- Data in this exercise -
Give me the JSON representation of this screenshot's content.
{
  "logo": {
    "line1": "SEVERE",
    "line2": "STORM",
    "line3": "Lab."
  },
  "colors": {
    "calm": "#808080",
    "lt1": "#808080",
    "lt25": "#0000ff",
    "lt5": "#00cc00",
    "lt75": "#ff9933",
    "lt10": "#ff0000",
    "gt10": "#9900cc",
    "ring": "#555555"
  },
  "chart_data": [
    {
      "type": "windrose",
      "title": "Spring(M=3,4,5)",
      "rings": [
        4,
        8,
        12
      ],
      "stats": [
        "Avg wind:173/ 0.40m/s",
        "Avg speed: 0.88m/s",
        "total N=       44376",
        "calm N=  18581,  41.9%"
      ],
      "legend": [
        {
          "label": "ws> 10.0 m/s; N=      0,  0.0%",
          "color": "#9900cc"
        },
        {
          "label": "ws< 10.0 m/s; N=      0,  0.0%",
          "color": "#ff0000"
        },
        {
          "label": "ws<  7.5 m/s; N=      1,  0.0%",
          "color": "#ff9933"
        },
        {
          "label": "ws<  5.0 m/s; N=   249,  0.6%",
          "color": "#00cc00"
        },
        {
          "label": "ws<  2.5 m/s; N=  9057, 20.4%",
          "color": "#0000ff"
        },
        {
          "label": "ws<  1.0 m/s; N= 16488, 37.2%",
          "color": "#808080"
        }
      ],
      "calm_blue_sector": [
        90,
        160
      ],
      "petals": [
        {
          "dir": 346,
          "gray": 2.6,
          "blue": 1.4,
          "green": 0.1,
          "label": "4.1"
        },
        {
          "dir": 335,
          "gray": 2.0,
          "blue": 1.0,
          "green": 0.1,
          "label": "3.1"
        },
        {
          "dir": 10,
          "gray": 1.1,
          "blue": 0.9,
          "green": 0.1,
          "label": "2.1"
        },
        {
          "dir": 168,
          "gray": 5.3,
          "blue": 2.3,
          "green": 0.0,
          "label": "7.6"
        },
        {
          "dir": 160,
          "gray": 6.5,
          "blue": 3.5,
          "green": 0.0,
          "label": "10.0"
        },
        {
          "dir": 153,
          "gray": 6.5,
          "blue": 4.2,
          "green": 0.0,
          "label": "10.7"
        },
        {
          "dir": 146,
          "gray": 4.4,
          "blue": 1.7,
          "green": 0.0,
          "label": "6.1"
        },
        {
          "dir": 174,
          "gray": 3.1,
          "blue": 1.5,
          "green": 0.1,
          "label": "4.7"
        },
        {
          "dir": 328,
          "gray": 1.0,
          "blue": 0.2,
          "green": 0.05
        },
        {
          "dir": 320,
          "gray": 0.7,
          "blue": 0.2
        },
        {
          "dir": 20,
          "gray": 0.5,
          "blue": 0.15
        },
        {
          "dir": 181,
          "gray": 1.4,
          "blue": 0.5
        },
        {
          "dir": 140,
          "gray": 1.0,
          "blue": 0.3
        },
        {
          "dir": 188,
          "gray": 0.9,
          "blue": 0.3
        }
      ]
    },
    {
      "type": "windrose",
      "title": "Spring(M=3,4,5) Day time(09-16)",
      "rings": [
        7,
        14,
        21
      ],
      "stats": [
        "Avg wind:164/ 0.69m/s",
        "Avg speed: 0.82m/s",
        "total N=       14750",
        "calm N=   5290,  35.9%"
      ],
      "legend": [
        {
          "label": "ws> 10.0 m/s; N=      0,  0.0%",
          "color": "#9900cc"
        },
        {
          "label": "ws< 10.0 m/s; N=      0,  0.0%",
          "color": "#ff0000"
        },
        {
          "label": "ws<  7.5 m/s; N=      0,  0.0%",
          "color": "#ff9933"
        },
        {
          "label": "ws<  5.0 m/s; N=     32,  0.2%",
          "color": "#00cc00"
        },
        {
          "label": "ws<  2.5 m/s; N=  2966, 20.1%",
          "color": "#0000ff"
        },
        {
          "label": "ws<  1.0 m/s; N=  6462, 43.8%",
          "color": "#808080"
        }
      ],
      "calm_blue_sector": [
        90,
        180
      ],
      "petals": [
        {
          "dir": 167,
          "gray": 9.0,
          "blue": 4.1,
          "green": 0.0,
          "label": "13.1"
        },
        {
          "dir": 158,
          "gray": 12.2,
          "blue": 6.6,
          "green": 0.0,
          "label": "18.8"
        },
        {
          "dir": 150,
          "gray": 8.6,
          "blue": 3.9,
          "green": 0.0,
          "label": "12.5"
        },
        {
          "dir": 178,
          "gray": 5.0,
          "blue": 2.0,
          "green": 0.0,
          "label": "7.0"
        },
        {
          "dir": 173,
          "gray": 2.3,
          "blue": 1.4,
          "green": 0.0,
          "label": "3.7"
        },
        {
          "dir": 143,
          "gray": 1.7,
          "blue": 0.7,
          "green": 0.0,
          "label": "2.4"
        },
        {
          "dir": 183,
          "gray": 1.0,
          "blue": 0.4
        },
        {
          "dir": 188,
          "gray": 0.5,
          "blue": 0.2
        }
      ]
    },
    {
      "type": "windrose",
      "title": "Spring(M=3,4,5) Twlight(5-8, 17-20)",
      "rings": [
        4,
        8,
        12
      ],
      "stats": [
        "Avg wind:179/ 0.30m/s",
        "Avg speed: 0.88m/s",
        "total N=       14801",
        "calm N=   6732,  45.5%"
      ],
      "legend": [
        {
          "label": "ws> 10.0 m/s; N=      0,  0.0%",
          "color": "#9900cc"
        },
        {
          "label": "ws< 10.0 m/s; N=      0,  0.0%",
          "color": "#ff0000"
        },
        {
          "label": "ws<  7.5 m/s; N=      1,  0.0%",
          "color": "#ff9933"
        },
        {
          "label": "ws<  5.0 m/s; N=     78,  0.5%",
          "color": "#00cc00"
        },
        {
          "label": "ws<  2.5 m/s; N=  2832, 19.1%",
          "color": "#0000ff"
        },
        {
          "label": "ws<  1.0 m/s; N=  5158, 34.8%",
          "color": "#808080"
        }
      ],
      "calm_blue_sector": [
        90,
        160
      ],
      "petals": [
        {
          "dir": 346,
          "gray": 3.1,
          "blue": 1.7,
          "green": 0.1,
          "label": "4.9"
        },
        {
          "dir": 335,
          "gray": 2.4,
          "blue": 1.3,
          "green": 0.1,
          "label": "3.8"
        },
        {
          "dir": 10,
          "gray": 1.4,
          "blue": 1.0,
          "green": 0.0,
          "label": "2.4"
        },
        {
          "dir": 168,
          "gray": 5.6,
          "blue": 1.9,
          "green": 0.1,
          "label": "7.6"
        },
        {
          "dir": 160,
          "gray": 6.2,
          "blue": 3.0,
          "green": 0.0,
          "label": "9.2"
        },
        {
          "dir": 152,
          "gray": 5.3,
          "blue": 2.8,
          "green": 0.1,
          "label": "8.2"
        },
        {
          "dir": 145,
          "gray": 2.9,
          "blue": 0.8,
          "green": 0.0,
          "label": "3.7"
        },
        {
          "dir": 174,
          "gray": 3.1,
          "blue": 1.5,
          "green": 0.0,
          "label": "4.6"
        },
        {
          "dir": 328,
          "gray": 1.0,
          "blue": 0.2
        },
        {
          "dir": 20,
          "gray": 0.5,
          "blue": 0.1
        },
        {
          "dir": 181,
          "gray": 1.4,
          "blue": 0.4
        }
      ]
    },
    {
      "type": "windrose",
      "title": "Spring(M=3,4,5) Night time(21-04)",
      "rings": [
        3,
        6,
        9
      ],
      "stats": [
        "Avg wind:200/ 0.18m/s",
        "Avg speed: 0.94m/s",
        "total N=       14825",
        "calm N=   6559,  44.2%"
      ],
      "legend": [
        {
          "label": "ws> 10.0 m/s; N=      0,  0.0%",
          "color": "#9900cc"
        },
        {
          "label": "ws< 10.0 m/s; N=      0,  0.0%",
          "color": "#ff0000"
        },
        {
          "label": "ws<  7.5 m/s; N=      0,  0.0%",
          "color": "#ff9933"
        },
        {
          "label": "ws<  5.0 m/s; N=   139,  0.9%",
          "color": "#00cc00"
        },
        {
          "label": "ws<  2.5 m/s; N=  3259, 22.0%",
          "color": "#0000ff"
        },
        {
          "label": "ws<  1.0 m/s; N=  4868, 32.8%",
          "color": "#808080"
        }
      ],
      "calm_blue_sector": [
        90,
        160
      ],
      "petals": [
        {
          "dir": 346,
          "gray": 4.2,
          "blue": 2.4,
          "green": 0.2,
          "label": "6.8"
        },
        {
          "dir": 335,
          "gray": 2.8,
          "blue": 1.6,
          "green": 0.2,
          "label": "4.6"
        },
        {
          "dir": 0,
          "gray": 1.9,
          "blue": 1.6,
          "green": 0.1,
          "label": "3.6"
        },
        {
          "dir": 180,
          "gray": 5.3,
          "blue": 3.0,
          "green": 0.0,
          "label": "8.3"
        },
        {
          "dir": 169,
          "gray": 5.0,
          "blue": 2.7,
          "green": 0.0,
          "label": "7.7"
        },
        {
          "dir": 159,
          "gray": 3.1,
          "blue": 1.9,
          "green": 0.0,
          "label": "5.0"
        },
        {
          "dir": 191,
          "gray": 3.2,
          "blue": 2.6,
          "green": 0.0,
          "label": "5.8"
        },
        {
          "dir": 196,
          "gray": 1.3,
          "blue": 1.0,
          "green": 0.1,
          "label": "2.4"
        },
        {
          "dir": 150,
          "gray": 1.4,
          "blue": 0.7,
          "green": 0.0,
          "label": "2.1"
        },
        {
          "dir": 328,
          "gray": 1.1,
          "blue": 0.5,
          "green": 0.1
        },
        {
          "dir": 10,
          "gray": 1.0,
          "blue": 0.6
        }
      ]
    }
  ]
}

- Task prompt -
Read through the data and copy every line where "total" shows up.

- Solved problem -
        "total N=       44376",
        "total N=       14750",
        "total N=       14801",
        "total N=       14825",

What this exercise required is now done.